WHAT NEEDS TO BE DONE:
Lay out the records as a Markdown table with the columns Row and Line. Begin at the line that contains "direction-cell: 右 側 [168,520,251,545]" and go through the line that contains "table-row: 8 右", numbering each line and leaving out any blank ones.

RECORDS SUPPLIED:

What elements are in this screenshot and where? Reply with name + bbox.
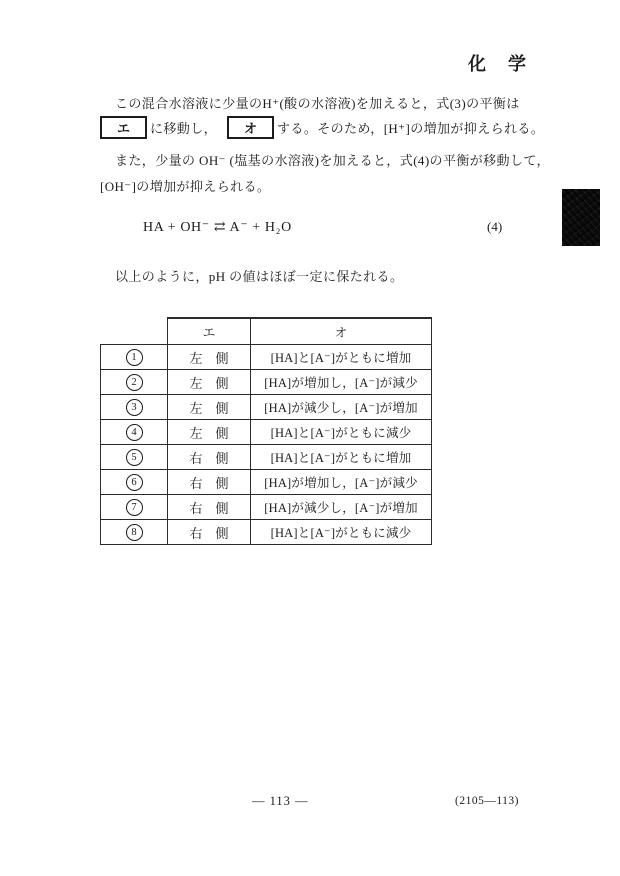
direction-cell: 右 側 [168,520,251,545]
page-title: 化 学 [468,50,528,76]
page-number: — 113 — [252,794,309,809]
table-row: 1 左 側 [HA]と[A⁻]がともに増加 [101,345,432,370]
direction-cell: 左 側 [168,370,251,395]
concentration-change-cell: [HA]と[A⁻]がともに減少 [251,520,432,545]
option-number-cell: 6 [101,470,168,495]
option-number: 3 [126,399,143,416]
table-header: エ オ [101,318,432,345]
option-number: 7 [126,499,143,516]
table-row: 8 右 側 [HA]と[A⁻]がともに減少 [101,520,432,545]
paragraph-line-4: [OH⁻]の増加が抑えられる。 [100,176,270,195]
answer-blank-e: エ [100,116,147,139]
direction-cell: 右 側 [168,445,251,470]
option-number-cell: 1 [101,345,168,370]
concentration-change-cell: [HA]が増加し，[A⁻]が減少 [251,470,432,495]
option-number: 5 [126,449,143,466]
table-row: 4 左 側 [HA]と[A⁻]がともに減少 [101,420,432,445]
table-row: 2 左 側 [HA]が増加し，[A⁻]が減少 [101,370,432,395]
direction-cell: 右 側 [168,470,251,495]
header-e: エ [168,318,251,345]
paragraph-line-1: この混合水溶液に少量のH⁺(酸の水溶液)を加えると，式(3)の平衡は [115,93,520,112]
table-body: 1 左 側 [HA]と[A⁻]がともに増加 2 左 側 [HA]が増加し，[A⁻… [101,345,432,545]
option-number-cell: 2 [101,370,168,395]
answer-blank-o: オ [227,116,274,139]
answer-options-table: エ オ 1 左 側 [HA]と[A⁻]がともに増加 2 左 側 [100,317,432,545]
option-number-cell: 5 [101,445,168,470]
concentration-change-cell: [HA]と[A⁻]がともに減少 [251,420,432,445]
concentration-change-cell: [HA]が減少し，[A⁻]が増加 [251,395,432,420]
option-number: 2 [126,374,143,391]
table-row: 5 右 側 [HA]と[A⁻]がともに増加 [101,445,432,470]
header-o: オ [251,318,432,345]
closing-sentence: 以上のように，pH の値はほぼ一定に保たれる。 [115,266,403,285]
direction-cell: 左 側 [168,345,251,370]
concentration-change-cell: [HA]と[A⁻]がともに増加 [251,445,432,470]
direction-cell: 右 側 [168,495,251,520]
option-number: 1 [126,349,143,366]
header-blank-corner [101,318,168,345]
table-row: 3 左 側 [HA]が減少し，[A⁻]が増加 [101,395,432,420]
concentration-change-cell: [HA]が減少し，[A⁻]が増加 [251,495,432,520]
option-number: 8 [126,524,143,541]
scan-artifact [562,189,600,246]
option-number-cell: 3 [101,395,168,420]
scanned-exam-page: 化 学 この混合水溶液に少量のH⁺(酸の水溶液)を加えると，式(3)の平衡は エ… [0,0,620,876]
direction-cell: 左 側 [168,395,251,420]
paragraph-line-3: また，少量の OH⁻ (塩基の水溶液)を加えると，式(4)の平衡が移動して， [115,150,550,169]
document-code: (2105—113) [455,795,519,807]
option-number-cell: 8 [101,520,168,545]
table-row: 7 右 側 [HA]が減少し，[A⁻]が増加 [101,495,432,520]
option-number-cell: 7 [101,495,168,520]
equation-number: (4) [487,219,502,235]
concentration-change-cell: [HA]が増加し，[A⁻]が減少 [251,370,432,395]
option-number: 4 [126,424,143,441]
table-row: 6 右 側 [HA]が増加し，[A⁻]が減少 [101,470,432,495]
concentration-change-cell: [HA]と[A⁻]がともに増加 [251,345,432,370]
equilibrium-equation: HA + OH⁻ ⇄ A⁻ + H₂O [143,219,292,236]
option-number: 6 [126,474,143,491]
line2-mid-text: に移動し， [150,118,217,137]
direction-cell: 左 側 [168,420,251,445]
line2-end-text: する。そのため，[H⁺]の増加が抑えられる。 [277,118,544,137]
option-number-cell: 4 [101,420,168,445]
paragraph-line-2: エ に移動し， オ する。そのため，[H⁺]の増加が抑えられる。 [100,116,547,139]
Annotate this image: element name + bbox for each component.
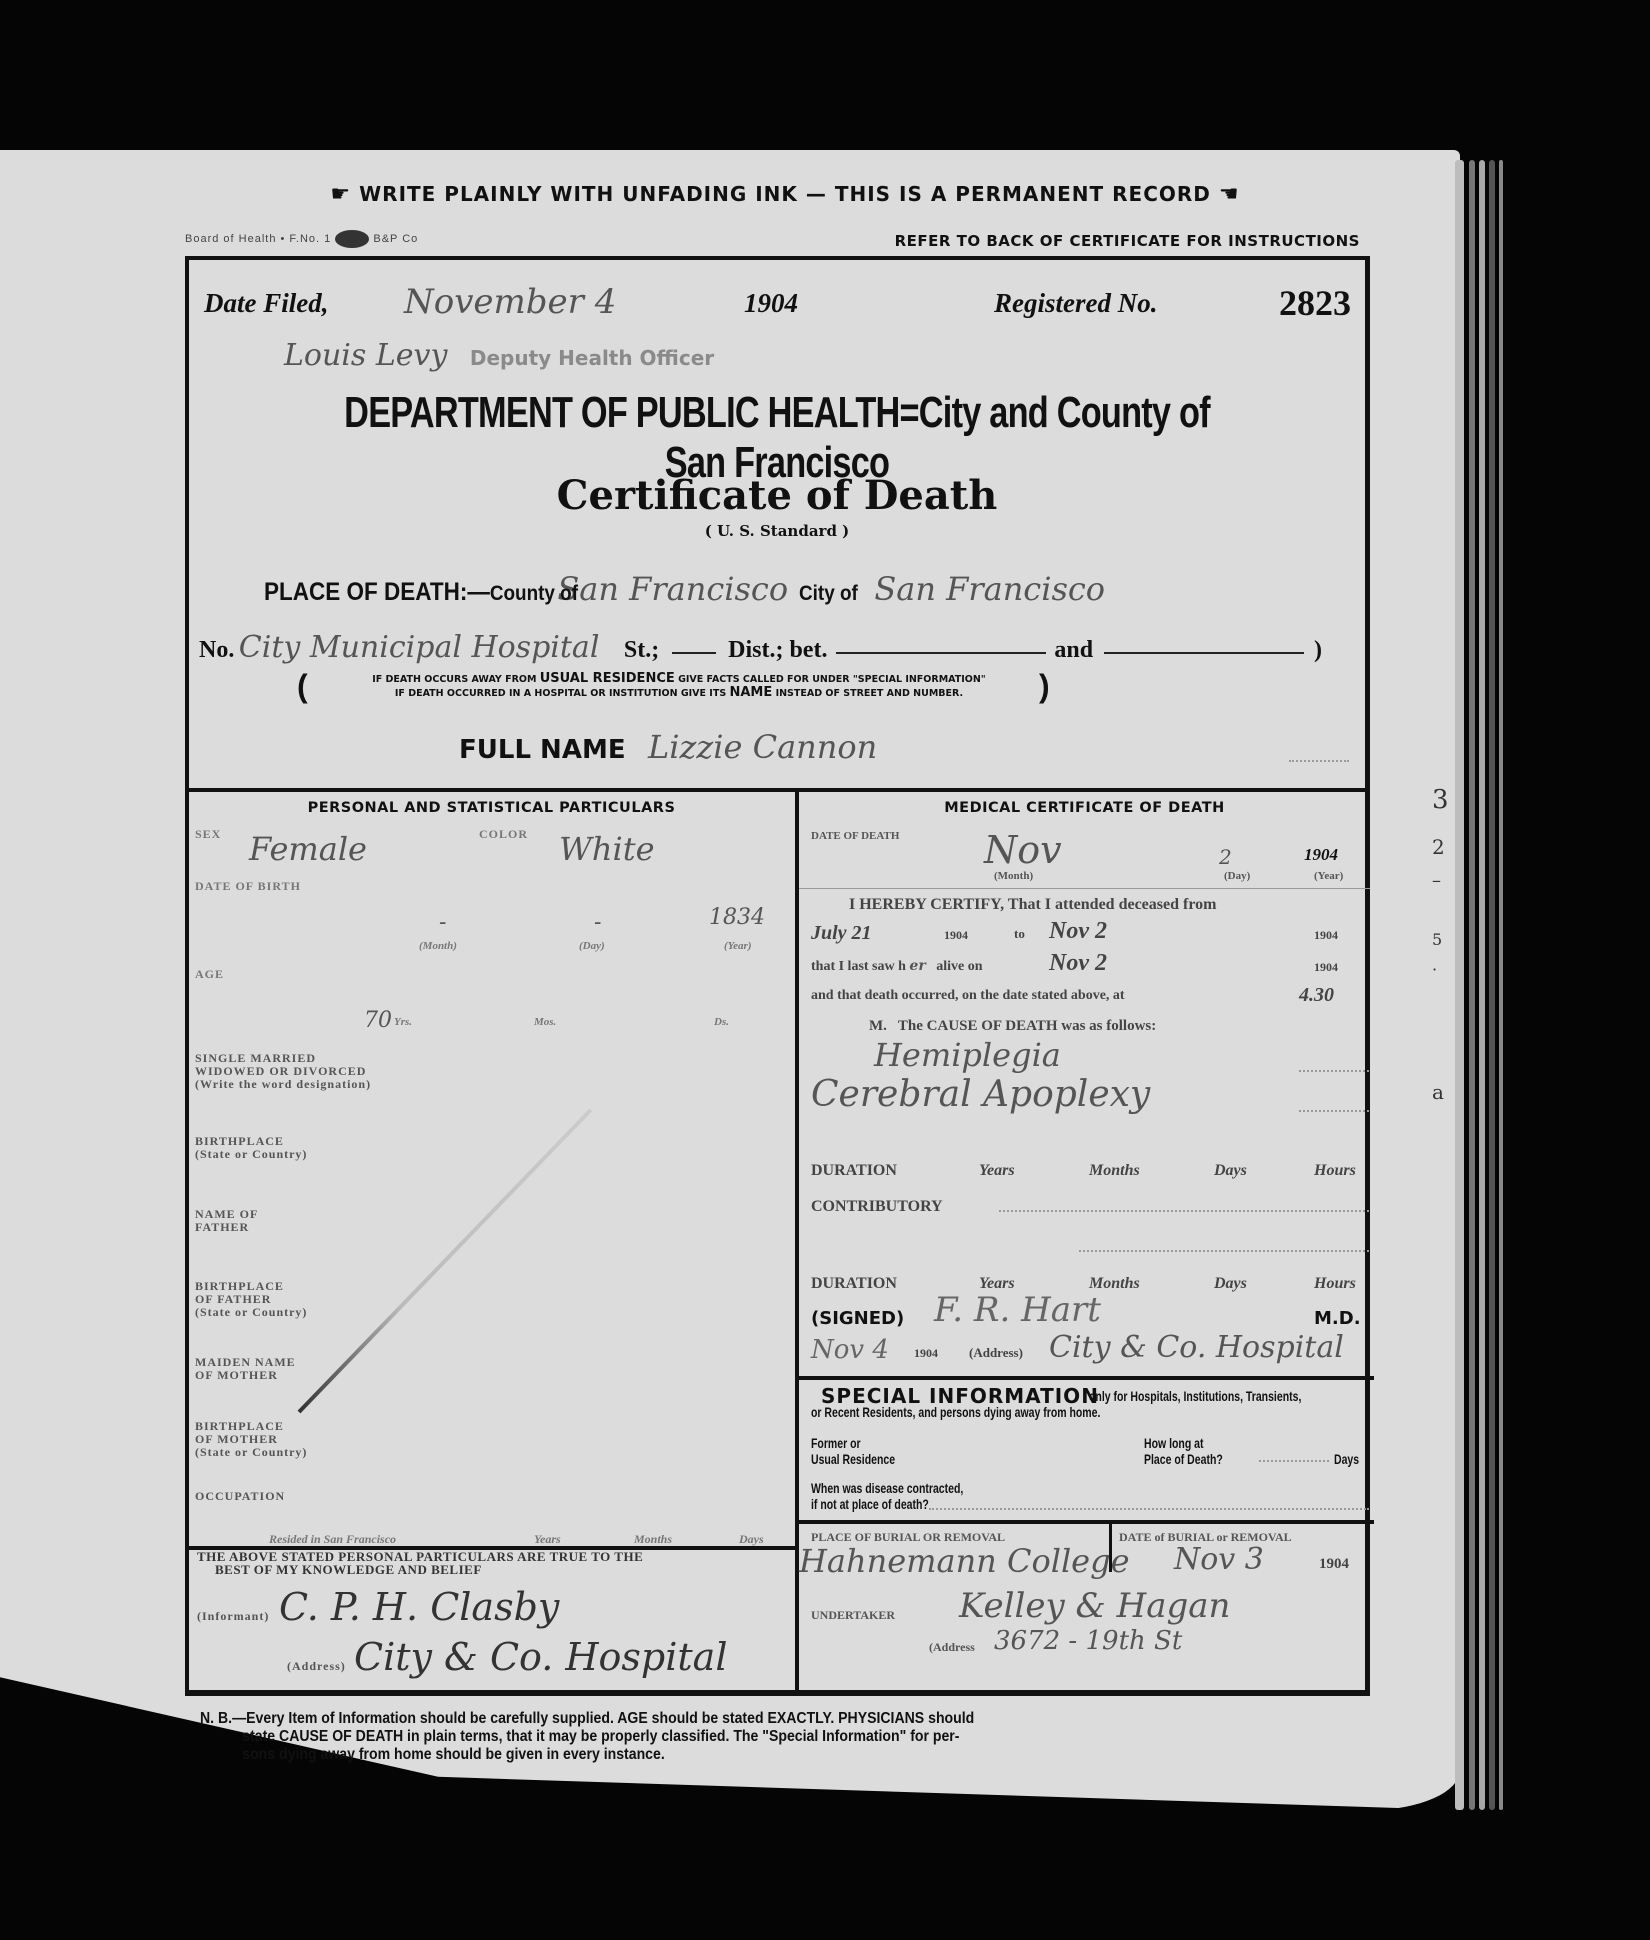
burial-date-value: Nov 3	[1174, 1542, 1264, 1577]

RESPONSE BELOW:
| Row | Line |
|---|---|
| 1 | direction-cell: 右 側 [168,520,251,545] |
| 2 | page-title: 化 学 [468,50,528,76] |
| 3 | page-number: — 113 — [252,794,309,809] |
| 4 | table-row: 1 左 側 [HA]と[A⁻]がともに増加 [101,345,432,370] |
| 5 | direction-cell: 左 側 [168,370,251,395] |
| 6 | concentration-change-cell: [HA]と[A⁻]がともに減少 [251,520,432,545] |
| 7 | option-number-cell: 6 [101,470,168,495] |
| 8 | option-number: 3 [126,399,143,416] |
| 9 | table-header: エ オ [101,318,432,345] |
| 10 | option-number: 7 [126,499,143,516] |
| 11 | table-row: 8 右 側 [HA]と[A⁻]がともに減少 [101,520,432,545] |